**Description of the task**.
All lines below must be repeated exactly, with the pictures omitted.

____ Records to process

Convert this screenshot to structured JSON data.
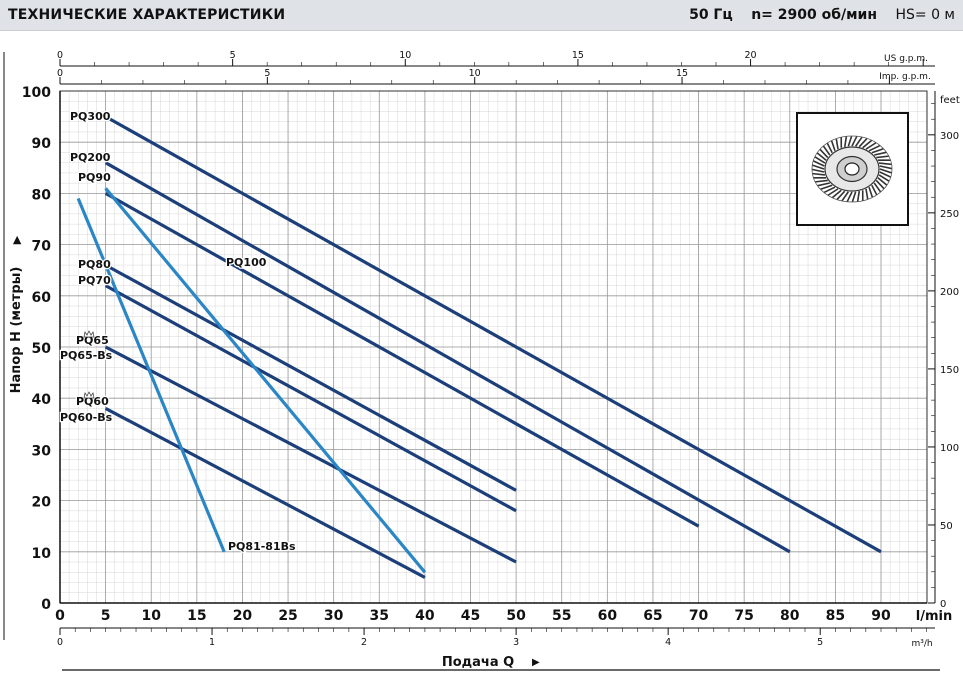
{
  "header": {
    "title": "ТЕХНИЧЕСКИЕ ХАРАКТЕРИСТИКИ",
    "frequency": "50 Гц",
    "speed": "n= 2900  об/мин",
    "hs": "HS= 0 м"
  },
  "chart_data": {
    "type": "line",
    "xlabel": "Подача Q",
    "ylabel": "Напор H  (метры)",
    "x_unit": "l/min",
    "xlim": [
      0,
      90
    ],
    "ylim": [
      0,
      100
    ],
    "x_ticks": [
      0,
      5,
      10,
      15,
      20,
      25,
      30,
      35,
      40,
      45,
      50,
      55,
      60,
      65,
      70,
      75,
      80,
      85,
      90
    ],
    "y_ticks": [
      0,
      10,
      20,
      30,
      40,
      50,
      60,
      70,
      80,
      90,
      100
    ],
    "grid": true,
    "secondary_axes": {
      "us_gpm": {
        "label": "US g.p.m.",
        "ticks": [
          0,
          5,
          10,
          15,
          20
        ],
        "factor": 3.785
      },
      "imp_gpm": {
        "label": "Imp. g.p.m.",
        "ticks": [
          0,
          5,
          10,
          15
        ],
        "factor": 4.546
      },
      "m3h": {
        "label": "m³/h",
        "ticks": [
          0,
          1,
          2,
          3,
          4,
          5
        ],
        "factor": 16.667
      },
      "feet": {
        "label": "feet",
        "ticks": [
          0,
          50,
          100,
          150,
          200,
          250,
          300
        ],
        "factor": 0.3048
      }
    },
    "series": [
      {
        "name": "PQ300",
        "points": [
          [
            5,
            95
          ],
          [
            90,
            10
          ]
        ],
        "color": "#1c3f7a"
      },
      {
        "name": "PQ200",
        "points": [
          [
            5,
            86
          ],
          [
            80,
            10
          ]
        ],
        "color": "#1c3f7a"
      },
      {
        "name": "PQ100",
        "points": [
          [
            5,
            80
          ],
          [
            70,
            15
          ]
        ],
        "color": "#1c3f7a"
      },
      {
        "name": "PQ80",
        "points": [
          [
            5,
            66
          ],
          [
            50,
            22
          ]
        ],
        "color": "#1c3f7a"
      },
      {
        "name": "PQ70",
        "points": [
          [
            5,
            62
          ],
          [
            50,
            18
          ]
        ],
        "color": "#1c3f7a"
      },
      {
        "name": "PQ65",
        "points": [
          [
            5,
            50
          ],
          [
            50,
            8
          ]
        ],
        "color": "#1c3f7a"
      },
      {
        "name": "PQ60",
        "points": [
          [
            5,
            38
          ],
          [
            40,
            5
          ]
        ],
        "color": "#1c3f7a"
      },
      {
        "name": "PQ90",
        "points": [
          [
            5,
            81
          ],
          [
            40,
            6
          ]
        ],
        "color": "#2b86c5"
      },
      {
        "name": "PQ81-81Bs",
        "points": [
          [
            2,
            79
          ],
          [
            18,
            10
          ]
        ],
        "color": "#2b86c5"
      }
    ],
    "curve_labels": [
      {
        "text": "PQ300",
        "series": "PQ300"
      },
      {
        "text": "PQ200",
        "series": "PQ200"
      },
      {
        "text": "PQ90",
        "series": "PQ90"
      },
      {
        "text": "PQ100",
        "series": "PQ100"
      },
      {
        "text": "PQ80",
        "series": "PQ80"
      },
      {
        "text": "PQ70",
        "series": "PQ70"
      },
      {
        "text": "PQ65",
        "series": "PQ65"
      },
      {
        "text": "PQ65-Bs",
        "series": "PQ65"
      },
      {
        "text": "PQ60",
        "series": "PQ60"
      },
      {
        "text": "PQ60-Bs",
        "series": "PQ60"
      },
      {
        "text": "PQ81-81Bs",
        "series": "PQ81-81Bs"
      }
    ],
    "icons": [
      "impeller-illustration",
      "crown-icon"
    ]
  }
}
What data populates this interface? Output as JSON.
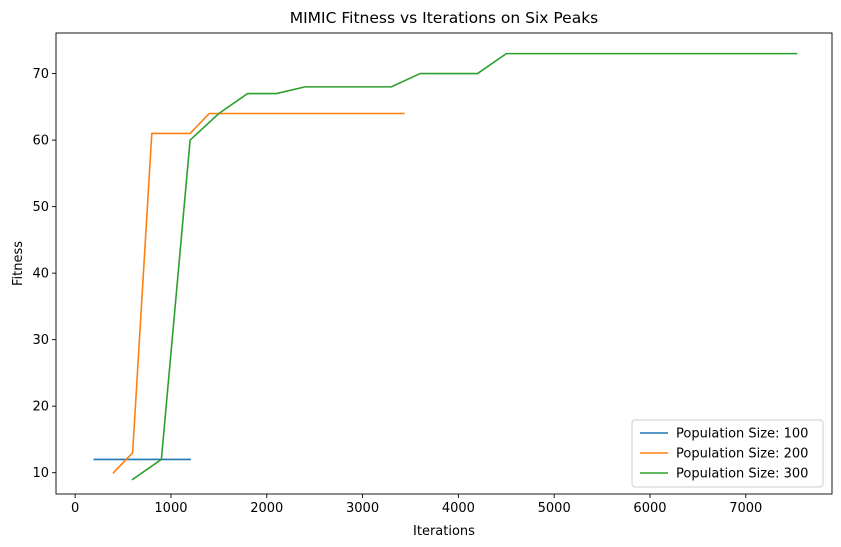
{
  "chart_data": {
    "type": "line",
    "title": "MIMIC Fitness vs Iterations on Six Peaks",
    "xlabel": "Iterations",
    "ylabel": "Fitness",
    "xlim": [
      -200,
      7900
    ],
    "ylim": [
      6.8,
      76.1
    ],
    "xticks": [
      0,
      1000,
      2000,
      3000,
      4000,
      5000,
      6000,
      7000
    ],
    "yticks": [
      10,
      20,
      30,
      40,
      50,
      60,
      70
    ],
    "grid": false,
    "legend_position": "bottom-right",
    "series": [
      {
        "name": "Population Size: 100",
        "color": "#1f77b4",
        "x": [
          200,
          1200
        ],
        "y": [
          12,
          12
        ]
      },
      {
        "name": "Population Size: 200",
        "color": "#ff7f0e",
        "x": [
          400,
          600,
          800,
          1200,
          1400,
          3430
        ],
        "y": [
          10,
          13,
          61,
          61,
          64,
          64
        ]
      },
      {
        "name": "Population Size: 300",
        "color": "#2ca02c",
        "x": [
          600,
          900,
          1200,
          1500,
          1800,
          2100,
          2400,
          3300,
          3600,
          4200,
          4500,
          7530
        ],
        "y": [
          9,
          12,
          60,
          64,
          67,
          67,
          68,
          68,
          70,
          70,
          73,
          73
        ]
      }
    ]
  }
}
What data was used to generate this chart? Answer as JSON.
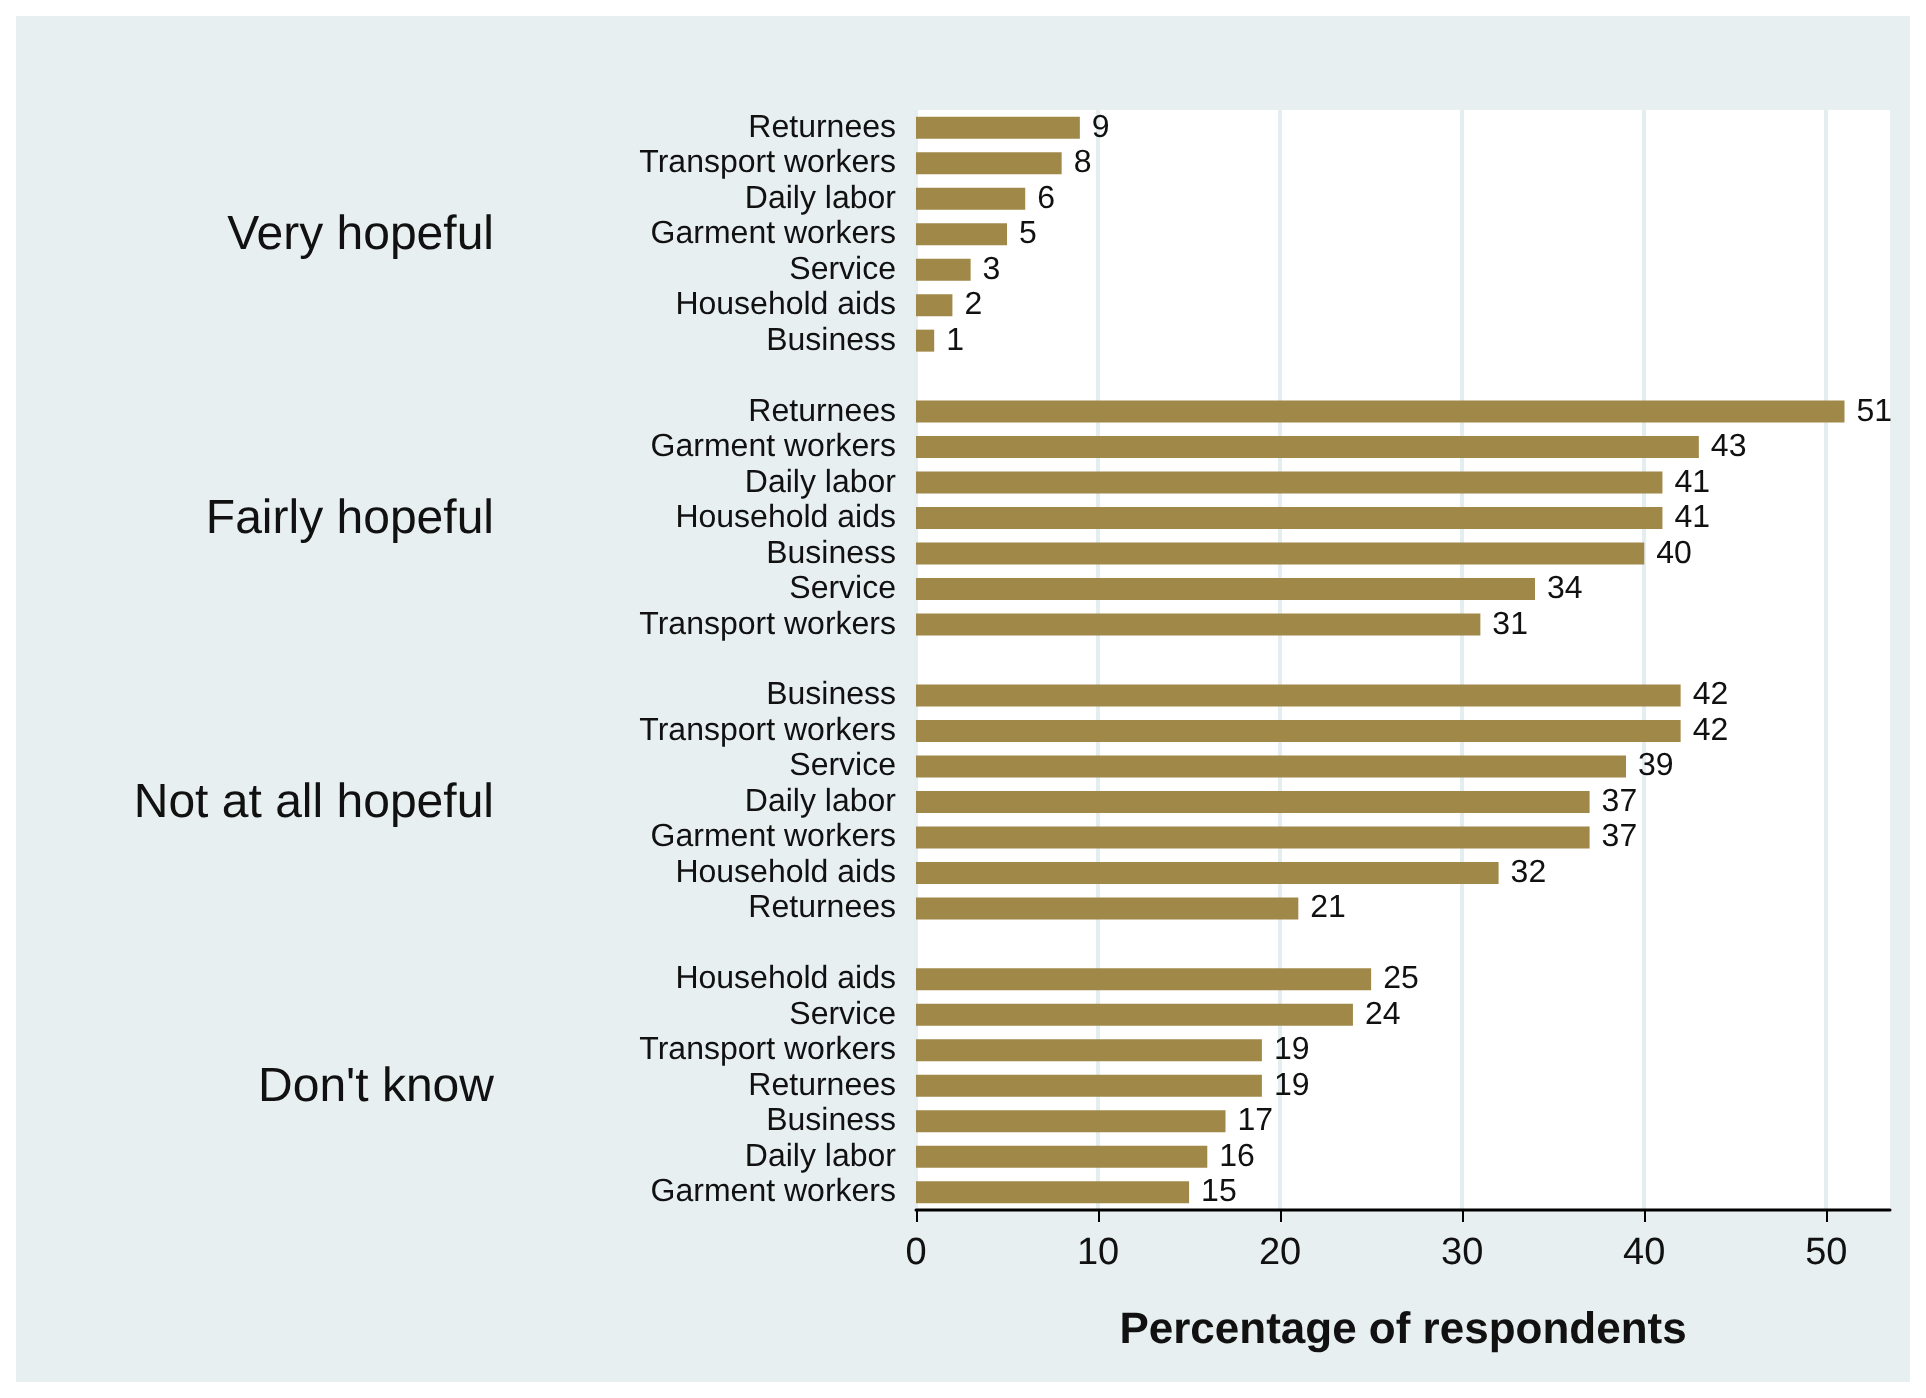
{
  "chart_data": {
    "type": "bar",
    "orientation": "horizontal",
    "xlabel": "Percentage of respondents",
    "categories": [
      "Returnees",
      "Transport workers",
      "Daily labor",
      "Garment workers",
      "Service",
      "Household aids",
      "Business",
      null,
      "Returnees",
      "Garment workers",
      "Daily labor",
      "Household aids",
      "Business",
      "Service",
      "Transport workers",
      null,
      "Business",
      "Transport workers",
      "Service",
      "Daily labor",
      "Garment workers",
      "Household aids",
      "Returnees",
      null,
      "Household aids",
      "Service",
      "Transport workers",
      "Returnees",
      "Business",
      "Daily labor",
      "Garment workers"
    ],
    "values": [
      9,
      8,
      6,
      5,
      3,
      2,
      1,
      null,
      51,
      43,
      41,
      41,
      40,
      34,
      31,
      null,
      42,
      42,
      39,
      37,
      37,
      32,
      21,
      null,
      25,
      24,
      19,
      19,
      17,
      16,
      15
    ],
    "color": "#a08848",
    "annotations": [
      "Very hopeful",
      "Fairly hopeful",
      "Not at all hopeful",
      "Don't know"
    ],
    "xlim": [
      0,
      53.5
    ],
    "xticks": [
      0,
      10,
      20,
      30,
      40,
      50
    ],
    "grid": "x",
    "data_labels": true
  }
}
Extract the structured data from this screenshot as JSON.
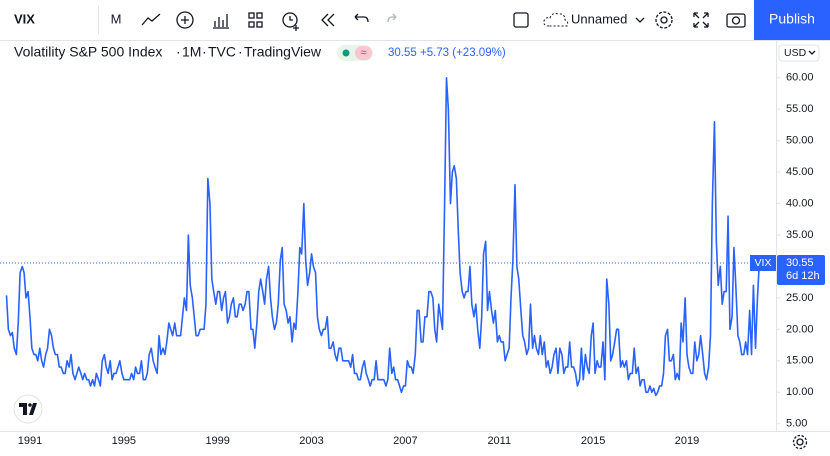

________

**The reply**.
Convert this screenshot to structured JSON data.
{
  "header": {
    "title": "ТЕХНИЧЕСКИЕ ХАРАКТЕРИСТИКИ",
    "frequency": "50 Гц",
    "speed": "n= 2900  об/мин",
    "hs": "HS= 0 м"
  },
  "chart_data": {
    "type": "line",
    "xlabel": "Подача Q",
    "ylabel": "Напор H  (метры)",
    "x_unit": "l/min",
    "xlim": [
      0,
      90
    ],
    "ylim": [
      0,
      100
    ],
    "x_ticks": [
      0,
      5,
      10,
      15,
      20,
      25,
      30,
      35,
      40,
      45,
      50,
      55,
      60,
      65,
      70,
      75,
      80,
      85,
      90
    ],
    "y_ticks": [
      0,
      10,
      20,
      30,
      40,
      50,
      60,
      70,
      80,
      90,
      100
    ],
    "grid": true,
    "secondary_axes": {
      "us_gpm": {
        "label": "US g.p.m.",
        "ticks": [
          0,
          5,
          10,
          15,
          20
        ],
        "factor": 3.785
      },
      "imp_gpm": {
        "label": "Imp. g.p.m.",
        "ticks": [
          0,
          5,
          10,
          15
        ],
        "factor": 4.546
      },
      "m3h": {
        "label": "m³/h",
        "ticks": [
          0,
          1,
          2,
          3,
          4,
          5
        ],
        "factor": 16.667
      },
      "feet": {
        "label": "feet",
        "ticks": [
          0,
          50,
          100,
          150,
          200,
          250,
          300
        ],
        "factor": 0.3048
      }
    },
    "series": [
      {
        "name": "PQ300",
        "points": [
          [
            5,
            95
          ],
          [
            90,
            10
          ]
        ],
        "color": "#1c3f7a"
      },
      {
        "name": "PQ200",
        "points": [
          [
            5,
            86
          ],
          [
            80,
            10
          ]
        ],
        "color": "#1c3f7a"
      },
      {
        "name": "PQ100",
        "points": [
          [
            5,
            80
          ],
          [
            70,
            15
          ]
        ],
        "color": "#1c3f7a"
      },
      {
        "name": "PQ80",
        "points": [
          [
            5,
            66
          ],
          [
            50,
            22
          ]
        ],
        "color": "#1c3f7a"
      },
      {
        "name": "PQ70",
        "points": [
          [
            5,
            62
          ],
          [
            50,
            18
          ]
        ],
        "color": "#1c3f7a"
      },
      {
        "name": "PQ65",
        "points": [
          [
            5,
            50
          ],
          [
            50,
            8
          ]
        ],
        "color": "#1c3f7a"
      },
      {
        "name": "PQ60",
        "points": [
          [
            5,
            38
          ],
          [
            40,
            5
          ]
        ],
        "color": "#1c3f7a"
      },
      {
        "name": "PQ90",
        "points": [
          [
            5,
            81
          ],
          [
            40,
            6
          ]
        ],
        "color": "#2b86c5"
      },
      {
        "name": "PQ81-81Bs",
        "points": [
          [
            2,
            79
          ],
          [
            18,
            10
          ]
        ],
        "color": "#2b86c5"
      }
    ],
    "curve_labels": [
      {
        "text": "PQ300",
        "series": "PQ300"
      },
      {
        "text": "PQ200",
        "series": "PQ200"
      },
      {
        "text": "PQ90",
        "series": "PQ90"
      },
      {
        "text": "PQ100",
        "series": "PQ100"
      },
      {
        "text": "PQ80",
        "series": "PQ80"
      },
      {
        "text": "PQ70",
        "series": "PQ70"
      },
      {
        "text": "PQ65",
        "series": "PQ65"
      },
      {
        "text": "PQ65-Bs",
        "series": "PQ65"
      },
      {
        "text": "PQ60",
        "series": "PQ60"
      },
      {
        "text": "PQ60-Bs",
        "series": "PQ60"
      },
      {
        "text": "PQ81-81Bs",
        "series": "PQ81-81Bs"
      }
    ],
    "icons": [
      "impeller-illustration",
      "crown-icon"
    ]
  }
}
What data populates this interface? Output as JSON.
{
  "chart_data": {
    "type": "line",
    "title": "MIMIC Fitness vs Iterations on Six Peaks",
    "xlabel": "Iterations",
    "ylabel": "Fitness",
    "xlim": [
      -200,
      7900
    ],
    "ylim": [
      6.8,
      76.1
    ],
    "xticks": [
      0,
      1000,
      2000,
      3000,
      4000,
      5000,
      6000,
      7000
    ],
    "yticks": [
      10,
      20,
      30,
      40,
      50,
      60,
      70
    ],
    "grid": false,
    "legend_position": "bottom-right",
    "series": [
      {
        "name": "Population Size: 100",
        "color": "#1f77b4",
        "x": [
          200,
          1200
        ],
        "y": [
          12,
          12
        ]
      },
      {
        "name": "Population Size: 200",
        "color": "#ff7f0e",
        "x": [
          400,
          600,
          800,
          1200,
          1400,
          3430
        ],
        "y": [
          10,
          13,
          61,
          61,
          64,
          64
        ]
      },
      {
        "name": "Population Size: 300",
        "color": "#2ca02c",
        "x": [
          600,
          900,
          1200,
          1500,
          1800,
          2100,
          2400,
          3300,
          3600,
          4200,
          4500,
          7530
        ],
        "y": [
          9,
          12,
          60,
          64,
          67,
          67,
          68,
          68,
          70,
          70,
          73,
          73
        ]
      }
    ]
  }
}
What data was used to generate this chart? Answer as JSON.
{
  "chart_data": {
    "type": "bar",
    "orientation": "horizontal",
    "xlabel": "Percentage of respondents",
    "categories": [
      "Returnees",
      "Transport workers",
      "Daily labor",
      "Garment workers",
      "Service",
      "Household aids",
      "Business",
      null,
      "Returnees",
      "Garment workers",
      "Daily labor",
      "Household aids",
      "Business",
      "Service",
      "Transport workers",
      null,
      "Business",
      "Transport workers",
      "Service",
      "Daily labor",
      "Garment workers",
      "Household aids",
      "Returnees",
      null,
      "Household aids",
      "Service",
      "Transport workers",
      "Returnees",
      "Business",
      "Daily labor",
      "Garment workers"
    ],
    "values": [
      9,
      8,
      6,
      5,
      3,
      2,
      1,
      null,
      51,
      43,
      41,
      41,
      40,
      34,
      31,
      null,
      42,
      42,
      39,
      37,
      37,
      32,
      21,
      null,
      25,
      24,
      19,
      19,
      17,
      16,
      15
    ],
    "color": "#a08848",
    "annotations": [
      "Very hopeful",
      "Fairly hopeful",
      "Not at all hopeful",
      "Don't know"
    ],
    "xlim": [
      0,
      53.5
    ],
    "xticks": [
      0,
      10,
      20,
      30,
      40,
      50
    ],
    "grid": "x",
    "data_labels": true
  }
}
Extract the structured data from this screenshot as JSON.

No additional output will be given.